▸ **Amaç A**: Aşağıdaki kayıtlarda yer alan satırların hepsini hiç değiştirmeden yeniden yazar mısın?

▸ **Verilen metin**:
Harika bir yol arkadaşı

Hafif ticari araçlar arasında önemli
seçeneklerden biri olan Peugeot
Partner yenilenmesi ile birlikte daha
iddialı bir hale geldi. Tasarımına yapılan
önemli dokunuşlar yapılan Partner’in motor
kaputunun altında 1.6 lt hacimli dizel ünitenin
90 HP ve 115 HP güç üreten iki versiyonu
görev yapıyor. Manuel şanzımanla satın alınabilen
Partner’in fiyatları 35 bin 590 TL’den
başlarken, Partner VAN olarak satın alınmak
istendiğinde ise rakam 33 bin 100 TL oluyor.

Yapılan yeniliklerle binek otomobillere
daha fazla benzeyen bir tasarıma bürünen
Partner, özellikle düz hatlara sahip motor
kaputuyla dikkat çekiyor. Düz hatlı kaput yine
düz bir geçişle tamponla birleşiyor. Bu sade
tasarım tamponun alt tarafında hareket kazanırken,
Partner’in kaliteli
görünmesini de sağlamış.

LED’li gündüz farları ise
kalite hissini artırmanın
yanında Partner’e daha şık
bir ifade de kazandırıyor. Havalandırma ızgarası
ve sis farlarını çevreleyen krom çıtalar
da buna eklenince Partner, görünüm olarak
otomobillere kafa tutabilecek bir görünüme
bürünmüş. Arkadan bakıldığında ise bu tip
araçların ortak özelliği olan sade ve düz bir
görünüm karşımıza çıkıyor.

Yaşam alanına geçildiğinde artık otomobillere
daha fazla benzeyen
bir tasarım dikkat çekiyor.
Kullanışlı ve son derece
geniş olan yaşam alanı her
türlü kullanım talebine cevap
verebilecek yeteneğe sahip. Yani ister iş
isterse aile kullanımı için bu araçta ne ararsanız
bulmanın mümkün gibi görünüyor. İç
mekanda sunulan eşya gözlerini sayısı oldukça
fazla. ~Özellikle sürücü ve yolcu koltuğunun
ortasında bulunan kapaklı bölüm adeta küçük
bir bagaj bölmesi gibi görev yapabiliyor. Çok
fazla sayıda kumanda elemanının bulunmadığı
yaşam alanında cam açma düğmelerinin
vites konsolunun hemen önünde olması
kullanım açısından alışkanlık gerektirebilir.

Müzik sisteminin olduğu panelin biraz
fazla yukarda konumlandırılmış olması ise
kullanım açısından bir sıkıntı yaşatmıyor.
Havalandırma ve müzik sisteminin bulunduğu
bölümün farklı görünen bir grup olarak
tasarlanmış olması hemen dikkat çekiyor ve açık renkli zeminin üzerinde bu bölüm iyi
görünüyor. Fakat yuvarlak hava çıkışlarının
altına yerleştirilen aynı forma sahip eşya
gözleri ve dikdörtgen formlu bir diğer eşya
gözü sanki bir şeylerin montajı unutulmuş
gibi bir izlenim de uyandırıyor. Koltukların
kalitesi, sürüş pozisyonu, yaşam alanının
sessizliği, havalandırma ve müzik sistemlerinin
performansı konusunda ise Partner
kendisinden bekleneni veriyor. Yüksek baş
mesafesi iç mekana çok ferah bir hava kazandırırken,
arka tarafta yolculuk edenlerin
bile rahat etmesini sağlıyor.

▸ **Amaç B**: Yukarıdaki Peugeot Partner yazısını iki cümleyle özetler misin?

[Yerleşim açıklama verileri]
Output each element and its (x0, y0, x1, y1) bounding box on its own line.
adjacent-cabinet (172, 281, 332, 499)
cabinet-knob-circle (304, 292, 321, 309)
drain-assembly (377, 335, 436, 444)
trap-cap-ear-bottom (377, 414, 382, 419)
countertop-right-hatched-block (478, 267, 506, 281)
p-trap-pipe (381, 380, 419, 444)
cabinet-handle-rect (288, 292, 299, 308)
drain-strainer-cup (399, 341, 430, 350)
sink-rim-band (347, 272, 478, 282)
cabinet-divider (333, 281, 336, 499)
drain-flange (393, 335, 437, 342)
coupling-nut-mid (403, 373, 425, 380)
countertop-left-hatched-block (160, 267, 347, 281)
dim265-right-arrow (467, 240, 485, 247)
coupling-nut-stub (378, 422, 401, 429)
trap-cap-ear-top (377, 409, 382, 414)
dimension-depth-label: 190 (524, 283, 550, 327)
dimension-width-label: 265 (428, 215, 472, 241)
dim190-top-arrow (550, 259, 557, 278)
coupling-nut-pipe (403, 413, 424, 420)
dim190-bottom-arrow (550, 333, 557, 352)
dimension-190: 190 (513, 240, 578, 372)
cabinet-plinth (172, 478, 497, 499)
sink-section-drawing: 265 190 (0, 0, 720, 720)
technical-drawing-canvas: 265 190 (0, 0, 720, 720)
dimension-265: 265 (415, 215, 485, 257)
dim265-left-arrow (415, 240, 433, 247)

▸ **Çözüm A**:
Output each element and its (x0, y0, x1, y1) bounding box on its own line.
adjacent-cabinet (172, 281, 332, 499)
cabinet-knob-circle (304, 292, 321, 309)
drain-assembly (377, 335, 436, 444)
trap-cap-ear-bottom (377, 414, 382, 419)
countertop-right-hatched-block (478, 267, 506, 281)
p-trap-pipe (381, 380, 419, 444)
cabinet-handle-rect (288, 292, 299, 308)
drain-strainer-cup (399, 341, 430, 350)
sink-rim-band (347, 272, 478, 282)
cabinet-divider (333, 281, 336, 499)
drain-flange (393, 335, 437, 342)
coupling-nut-mid (403, 373, 425, 380)
countertop-left-hatched-block (160, 267, 347, 281)
dim265-right-arrow (467, 240, 485, 247)
coupling-nut-stub (378, 422, 401, 429)
trap-cap-ear-top (377, 409, 382, 414)
dimension-depth-label: 190 (524, 283, 550, 327)
dimension-width-label: 265 (428, 215, 472, 241)
dim190-top-arrow (550, 259, 557, 278)
coupling-nut-pipe (403, 413, 424, 420)
dim190-bottom-arrow (550, 333, 557, 352)
dimension-190: 190 (513, 240, 578, 372)
cabinet-plinth (172, 478, 497, 499)
sink-section-drawing: 265 190 (0, 0, 720, 720)
technical-drawing-canvas: 265 190 (0, 0, 720, 720)
dimension-265: 265 (415, 215, 485, 257)
dim265-left-arrow (415, 240, 433, 247)

▸ **Çözüm B**: Yenilenen Peugeot Partner, 90 HP ve 115 HP güç üreten iki versiyonu bulunan 1.6 litrelik dizel motorla ve manuel şanzımanla satın alınabiliyor; fiyatı 35 bin 590 TL'den, VAN olarak ise 33 bin 100 TL'den başlıyor. Düz hatlı kaputu, LED'li gündüz farları ve krom çıtalarıyla dışta, geniş ve eşya gözü bol yaşam alanıyla içte otomobillere daha fazla benzeyen araç, koltuk kalitesi, sürüş pozisyonu ve sessizlik gibi konularda kendisinden bekleneni veriyor.